Exercise goal: Whenever a line in the data contains "infantilen", show that line.
::::::::
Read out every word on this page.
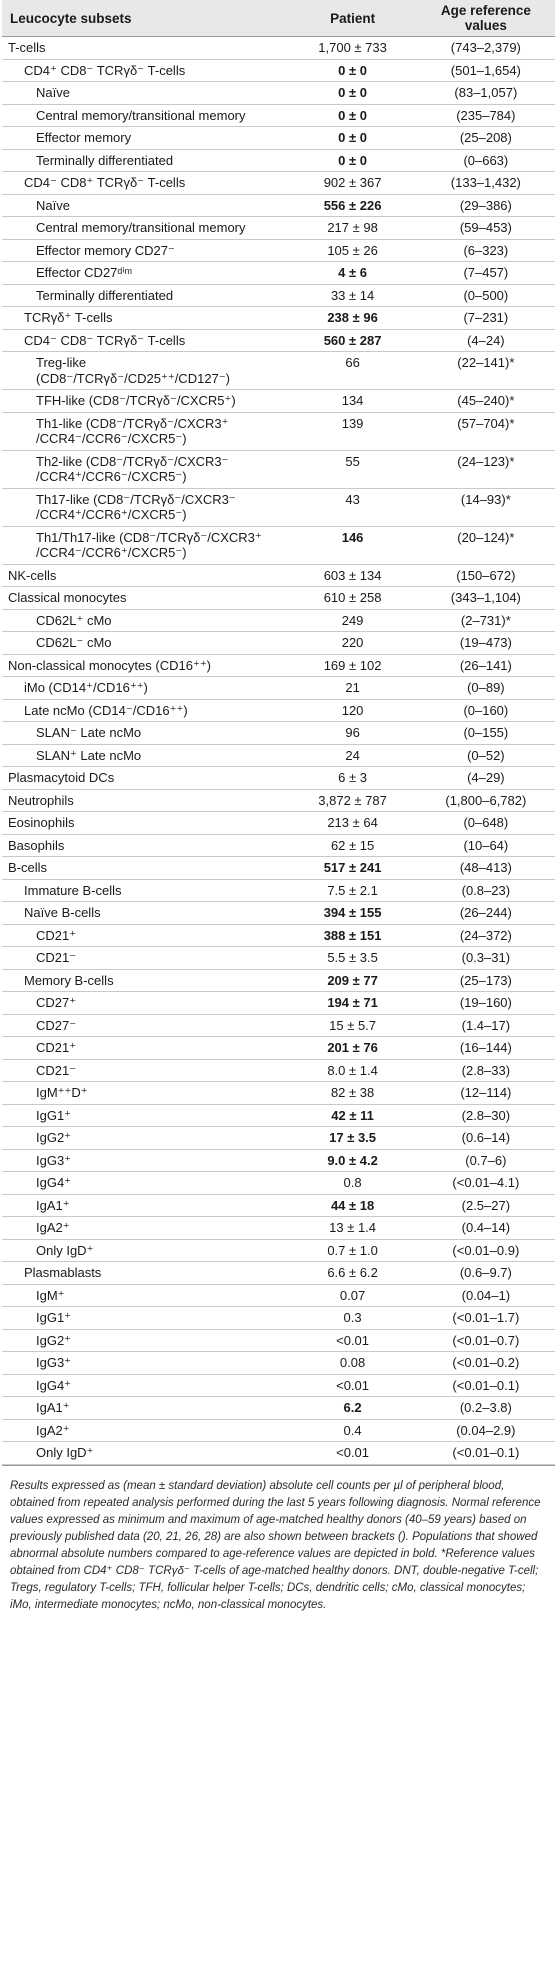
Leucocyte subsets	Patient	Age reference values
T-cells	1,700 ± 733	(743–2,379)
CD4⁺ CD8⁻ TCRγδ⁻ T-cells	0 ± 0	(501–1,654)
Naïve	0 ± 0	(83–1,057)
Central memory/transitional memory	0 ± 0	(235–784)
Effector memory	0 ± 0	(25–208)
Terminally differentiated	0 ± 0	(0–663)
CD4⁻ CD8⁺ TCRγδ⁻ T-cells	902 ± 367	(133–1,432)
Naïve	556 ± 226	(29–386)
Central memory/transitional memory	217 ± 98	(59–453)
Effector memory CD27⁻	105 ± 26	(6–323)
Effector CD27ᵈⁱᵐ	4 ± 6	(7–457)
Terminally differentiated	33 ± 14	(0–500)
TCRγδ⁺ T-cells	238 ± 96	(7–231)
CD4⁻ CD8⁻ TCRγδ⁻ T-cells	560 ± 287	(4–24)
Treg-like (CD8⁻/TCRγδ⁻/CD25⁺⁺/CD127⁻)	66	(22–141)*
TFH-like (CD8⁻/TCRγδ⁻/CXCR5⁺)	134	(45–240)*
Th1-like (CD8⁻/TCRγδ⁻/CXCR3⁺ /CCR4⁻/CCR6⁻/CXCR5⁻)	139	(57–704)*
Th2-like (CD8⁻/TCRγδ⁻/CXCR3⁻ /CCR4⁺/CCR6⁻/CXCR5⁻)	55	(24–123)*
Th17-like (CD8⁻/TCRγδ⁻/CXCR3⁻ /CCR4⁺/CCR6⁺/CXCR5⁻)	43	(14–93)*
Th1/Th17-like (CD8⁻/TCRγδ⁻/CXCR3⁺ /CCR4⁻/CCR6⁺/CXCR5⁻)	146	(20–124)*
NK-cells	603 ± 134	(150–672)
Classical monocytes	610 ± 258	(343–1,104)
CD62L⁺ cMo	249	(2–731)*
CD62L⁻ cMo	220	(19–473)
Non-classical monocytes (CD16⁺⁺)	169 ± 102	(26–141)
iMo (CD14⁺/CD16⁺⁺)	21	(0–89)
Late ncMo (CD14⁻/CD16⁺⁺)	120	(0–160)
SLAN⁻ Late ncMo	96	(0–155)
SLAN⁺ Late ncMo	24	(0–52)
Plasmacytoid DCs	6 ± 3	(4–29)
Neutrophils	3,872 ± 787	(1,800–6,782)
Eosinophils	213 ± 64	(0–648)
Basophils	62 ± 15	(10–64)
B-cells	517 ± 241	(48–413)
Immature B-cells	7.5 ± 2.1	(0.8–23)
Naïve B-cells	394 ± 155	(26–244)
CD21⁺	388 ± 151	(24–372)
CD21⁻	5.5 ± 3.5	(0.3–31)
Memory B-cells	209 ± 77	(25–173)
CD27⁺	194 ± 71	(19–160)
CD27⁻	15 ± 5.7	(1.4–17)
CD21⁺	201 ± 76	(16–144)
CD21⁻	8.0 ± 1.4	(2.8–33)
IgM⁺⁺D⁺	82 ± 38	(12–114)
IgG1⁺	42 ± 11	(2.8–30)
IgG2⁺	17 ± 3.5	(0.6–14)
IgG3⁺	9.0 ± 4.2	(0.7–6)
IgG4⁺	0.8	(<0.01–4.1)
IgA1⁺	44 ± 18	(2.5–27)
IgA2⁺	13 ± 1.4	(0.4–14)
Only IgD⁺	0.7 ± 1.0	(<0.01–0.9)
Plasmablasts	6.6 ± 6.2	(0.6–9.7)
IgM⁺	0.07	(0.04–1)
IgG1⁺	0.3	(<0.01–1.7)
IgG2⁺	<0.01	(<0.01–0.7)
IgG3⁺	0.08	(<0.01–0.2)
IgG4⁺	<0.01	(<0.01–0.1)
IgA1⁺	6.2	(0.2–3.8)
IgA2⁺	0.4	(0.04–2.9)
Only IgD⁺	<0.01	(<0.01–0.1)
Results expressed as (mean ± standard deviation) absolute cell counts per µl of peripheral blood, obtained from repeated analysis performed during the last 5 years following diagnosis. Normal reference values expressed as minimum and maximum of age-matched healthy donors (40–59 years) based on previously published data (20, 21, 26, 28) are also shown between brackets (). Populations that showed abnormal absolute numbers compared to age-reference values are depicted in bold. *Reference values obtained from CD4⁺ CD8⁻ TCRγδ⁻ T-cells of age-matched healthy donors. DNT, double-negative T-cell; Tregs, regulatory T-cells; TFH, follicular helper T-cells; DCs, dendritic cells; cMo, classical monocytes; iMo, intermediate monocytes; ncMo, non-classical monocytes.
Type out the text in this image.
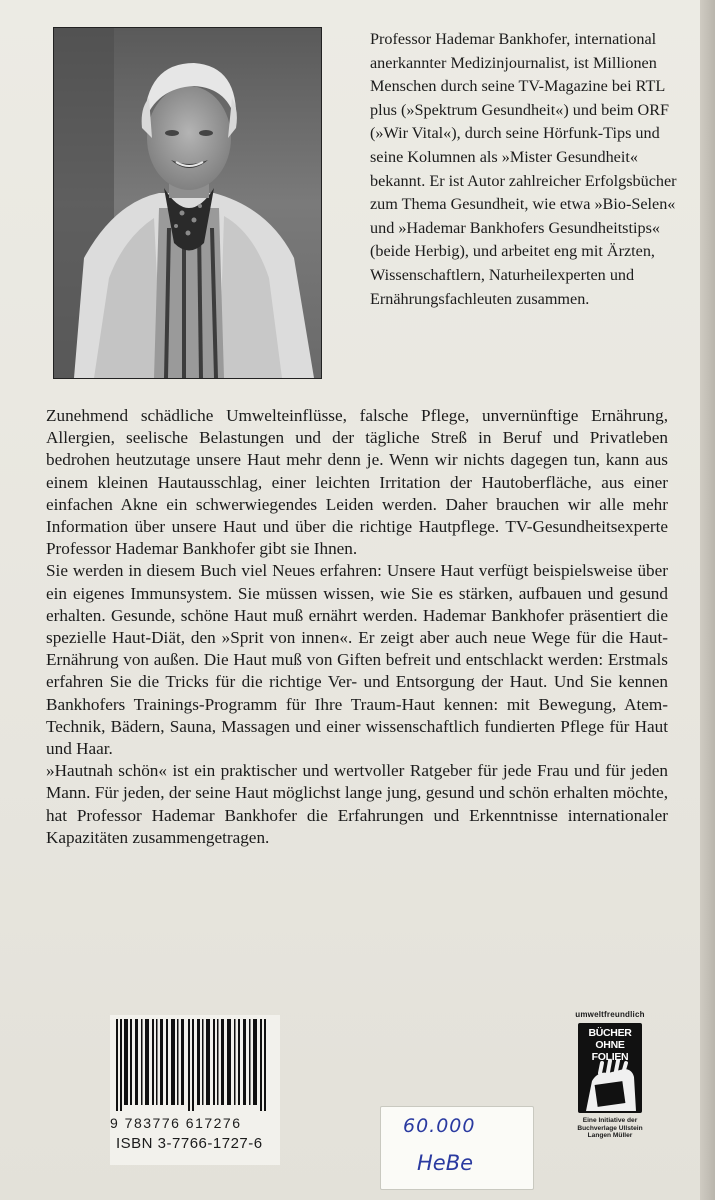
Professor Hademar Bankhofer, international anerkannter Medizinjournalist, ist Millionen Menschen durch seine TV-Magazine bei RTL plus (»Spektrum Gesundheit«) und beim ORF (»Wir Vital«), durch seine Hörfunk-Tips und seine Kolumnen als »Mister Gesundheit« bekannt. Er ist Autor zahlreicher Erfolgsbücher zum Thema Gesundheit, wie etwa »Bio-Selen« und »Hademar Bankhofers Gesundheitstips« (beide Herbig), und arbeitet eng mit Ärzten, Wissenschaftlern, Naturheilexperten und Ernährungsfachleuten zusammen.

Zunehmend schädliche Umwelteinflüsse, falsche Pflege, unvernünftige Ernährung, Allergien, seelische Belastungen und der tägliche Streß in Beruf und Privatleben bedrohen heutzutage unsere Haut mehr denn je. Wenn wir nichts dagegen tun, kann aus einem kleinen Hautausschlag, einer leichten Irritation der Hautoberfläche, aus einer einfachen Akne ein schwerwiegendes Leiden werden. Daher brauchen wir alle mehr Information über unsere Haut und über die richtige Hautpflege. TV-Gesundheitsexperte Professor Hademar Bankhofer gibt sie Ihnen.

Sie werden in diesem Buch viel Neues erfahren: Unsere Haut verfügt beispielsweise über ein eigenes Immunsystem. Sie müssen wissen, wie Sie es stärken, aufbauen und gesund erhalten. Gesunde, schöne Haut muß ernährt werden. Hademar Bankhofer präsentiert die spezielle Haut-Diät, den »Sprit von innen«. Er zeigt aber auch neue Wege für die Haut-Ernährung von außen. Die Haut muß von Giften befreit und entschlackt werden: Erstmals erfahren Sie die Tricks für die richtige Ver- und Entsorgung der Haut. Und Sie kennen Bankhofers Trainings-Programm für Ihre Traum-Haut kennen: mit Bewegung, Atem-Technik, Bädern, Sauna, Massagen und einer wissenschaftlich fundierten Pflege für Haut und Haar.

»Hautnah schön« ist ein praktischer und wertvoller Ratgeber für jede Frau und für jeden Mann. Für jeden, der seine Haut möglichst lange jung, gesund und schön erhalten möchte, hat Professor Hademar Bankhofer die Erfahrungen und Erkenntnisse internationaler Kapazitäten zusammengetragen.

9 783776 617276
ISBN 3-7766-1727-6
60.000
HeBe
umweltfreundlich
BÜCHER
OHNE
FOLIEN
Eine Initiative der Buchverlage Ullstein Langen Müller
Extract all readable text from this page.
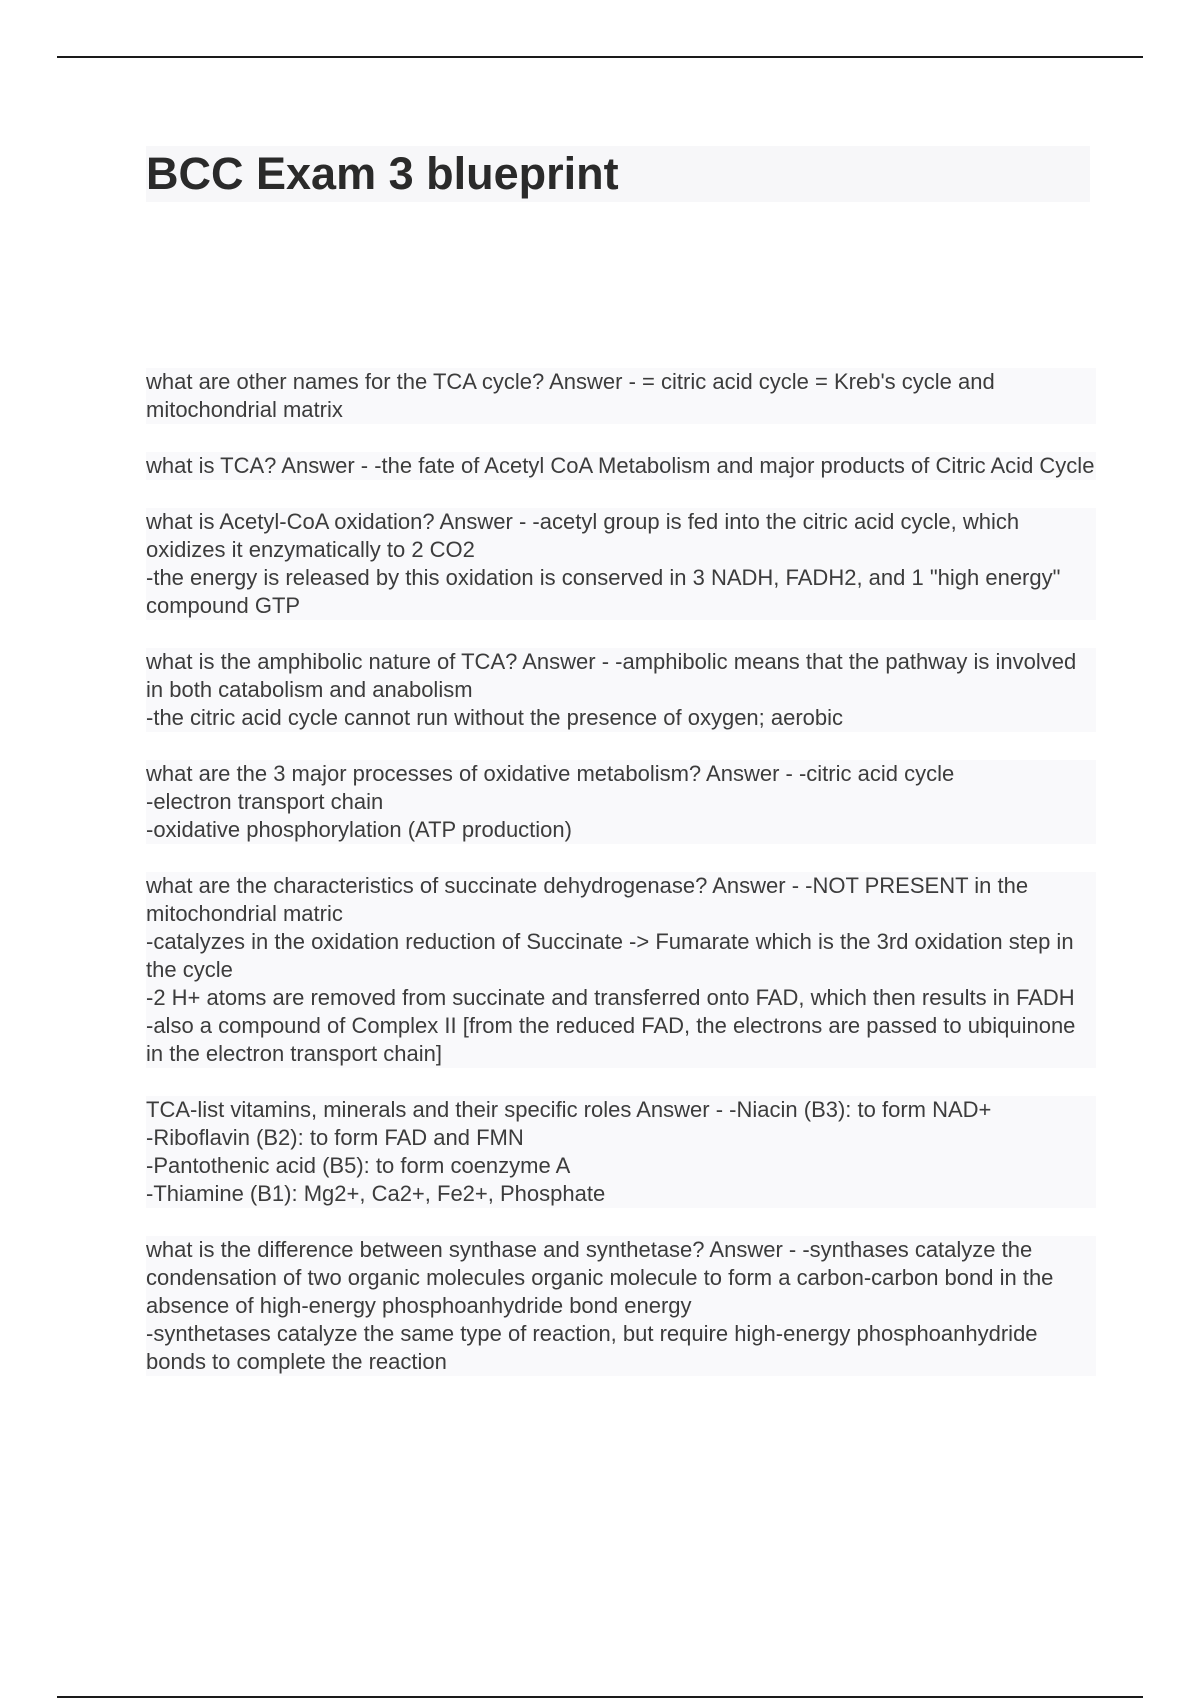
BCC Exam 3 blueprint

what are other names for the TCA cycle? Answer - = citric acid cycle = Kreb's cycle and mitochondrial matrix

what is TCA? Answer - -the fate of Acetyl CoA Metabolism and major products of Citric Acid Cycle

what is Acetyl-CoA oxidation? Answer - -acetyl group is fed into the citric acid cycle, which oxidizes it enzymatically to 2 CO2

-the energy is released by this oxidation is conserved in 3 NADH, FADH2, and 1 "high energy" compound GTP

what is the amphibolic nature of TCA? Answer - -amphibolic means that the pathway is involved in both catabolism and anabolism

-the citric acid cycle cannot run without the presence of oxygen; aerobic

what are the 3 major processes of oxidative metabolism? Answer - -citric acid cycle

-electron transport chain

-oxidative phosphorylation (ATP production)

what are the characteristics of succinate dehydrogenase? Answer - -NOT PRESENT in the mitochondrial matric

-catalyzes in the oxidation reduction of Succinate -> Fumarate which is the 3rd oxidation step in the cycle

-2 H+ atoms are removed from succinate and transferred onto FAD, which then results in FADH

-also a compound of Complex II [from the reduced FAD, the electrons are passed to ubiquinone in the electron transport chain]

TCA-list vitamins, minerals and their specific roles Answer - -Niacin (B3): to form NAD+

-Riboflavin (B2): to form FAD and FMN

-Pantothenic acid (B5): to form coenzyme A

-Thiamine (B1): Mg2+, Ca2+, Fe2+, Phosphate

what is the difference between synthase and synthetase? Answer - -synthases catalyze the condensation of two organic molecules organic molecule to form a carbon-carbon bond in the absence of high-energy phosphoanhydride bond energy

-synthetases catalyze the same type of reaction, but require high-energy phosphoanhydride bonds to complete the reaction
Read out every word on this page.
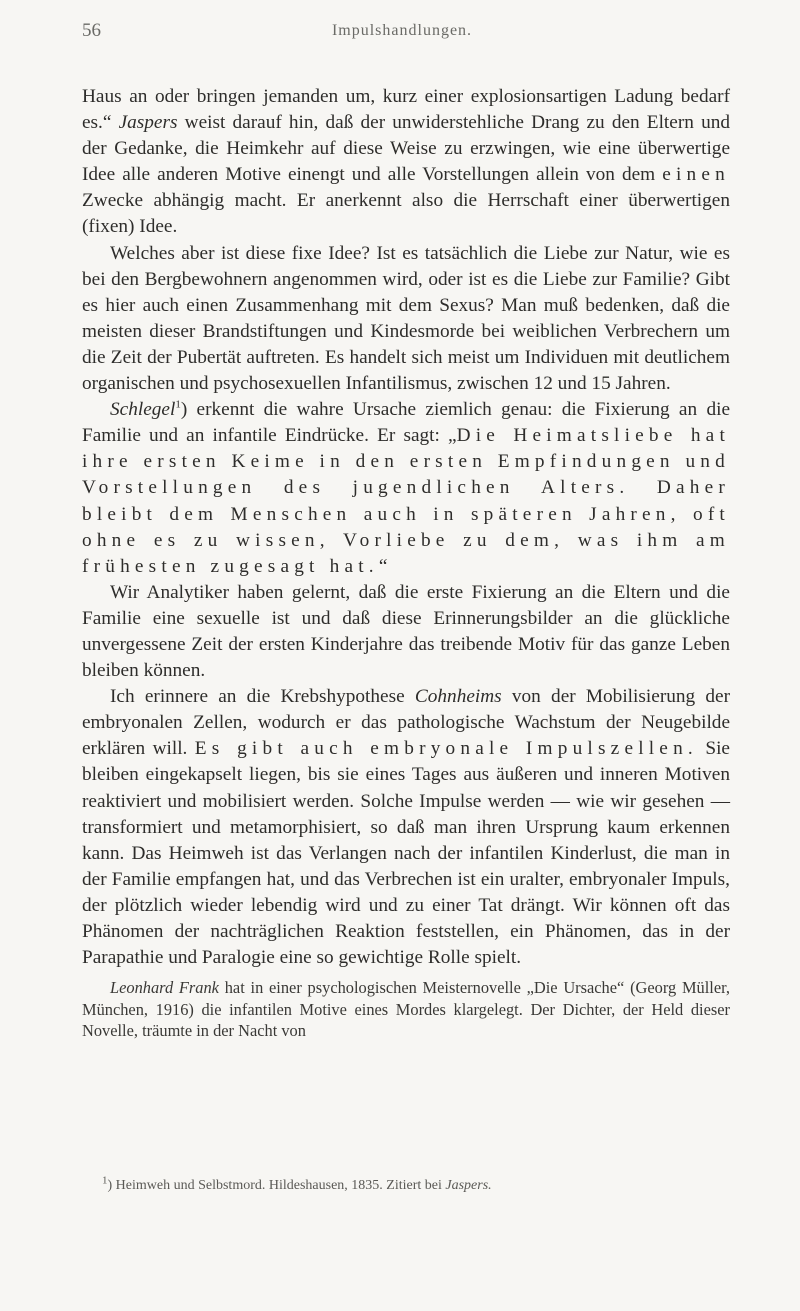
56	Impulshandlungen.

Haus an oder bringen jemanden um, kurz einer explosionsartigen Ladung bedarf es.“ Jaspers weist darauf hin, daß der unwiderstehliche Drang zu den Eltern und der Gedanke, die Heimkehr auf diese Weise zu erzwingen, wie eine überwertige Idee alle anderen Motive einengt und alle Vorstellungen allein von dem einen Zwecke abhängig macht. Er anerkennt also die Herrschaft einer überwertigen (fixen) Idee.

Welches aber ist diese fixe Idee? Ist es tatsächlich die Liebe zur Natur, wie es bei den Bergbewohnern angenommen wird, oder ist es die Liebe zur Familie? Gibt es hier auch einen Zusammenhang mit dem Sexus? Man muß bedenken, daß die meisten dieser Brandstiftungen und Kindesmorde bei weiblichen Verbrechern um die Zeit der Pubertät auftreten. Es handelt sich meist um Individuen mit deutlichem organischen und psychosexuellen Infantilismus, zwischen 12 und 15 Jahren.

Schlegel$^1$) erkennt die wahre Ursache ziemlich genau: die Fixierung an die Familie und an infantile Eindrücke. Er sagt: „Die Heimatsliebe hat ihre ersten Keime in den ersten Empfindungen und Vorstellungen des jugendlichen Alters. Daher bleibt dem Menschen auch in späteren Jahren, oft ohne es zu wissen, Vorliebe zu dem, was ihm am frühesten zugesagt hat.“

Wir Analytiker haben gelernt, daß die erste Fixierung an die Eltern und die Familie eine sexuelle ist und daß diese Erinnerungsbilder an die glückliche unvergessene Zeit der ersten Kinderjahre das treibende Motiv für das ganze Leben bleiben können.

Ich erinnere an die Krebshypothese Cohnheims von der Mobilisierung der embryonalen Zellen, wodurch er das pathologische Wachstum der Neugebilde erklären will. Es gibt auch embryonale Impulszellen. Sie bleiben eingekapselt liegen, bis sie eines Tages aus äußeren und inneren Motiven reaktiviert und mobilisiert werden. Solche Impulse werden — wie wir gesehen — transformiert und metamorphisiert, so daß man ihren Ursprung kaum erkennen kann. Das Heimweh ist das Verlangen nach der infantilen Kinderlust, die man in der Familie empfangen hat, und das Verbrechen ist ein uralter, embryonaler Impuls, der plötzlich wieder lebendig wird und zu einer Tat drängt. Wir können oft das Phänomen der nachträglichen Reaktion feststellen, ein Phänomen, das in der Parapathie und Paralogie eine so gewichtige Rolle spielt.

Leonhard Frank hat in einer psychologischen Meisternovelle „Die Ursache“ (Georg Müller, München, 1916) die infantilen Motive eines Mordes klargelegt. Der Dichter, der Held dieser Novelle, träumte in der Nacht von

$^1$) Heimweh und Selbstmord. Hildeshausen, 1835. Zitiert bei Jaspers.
::::::::
Response below:
Ich erinnere an die Krebshypothese Cohnheims von der Mobilisierung der embryonalen Zellen, wodurch er das pathologische Wachstum der Neugebilde erklären will. Es gibt auch embryonale Impulszellen. Sie bleiben eingekapselt liegen, bis sie eines Tages aus äußeren und inneren Motiven reaktiviert und mobilisiert werden. Solche Impulse werden — wie wir gesehen — transformiert und metamorphisiert, so daß man ihren Ursprung kaum erkennen kann. Das Heimweh ist das Verlangen nach der infantilen Kinderlust, die man in der Familie empfangen hat, und das Verbrechen ist ein uralter, embryonaler Impuls, der plötzlich wieder lebendig wird und zu einer Tat drängt. Wir können oft das Phänomen der nachträglichen Reaktion feststellen, ein Phänomen, das in der Parapathie und Paralogie eine so gewichtige Rolle spielt.
Leonhard Frank hat in einer psychologischen Meisternovelle „Die Ursache“ (Georg Müller, München, 1916) die infantilen Motive eines Mordes klargelegt. Der Dichter, der Held dieser Novelle, träumte in der Nacht von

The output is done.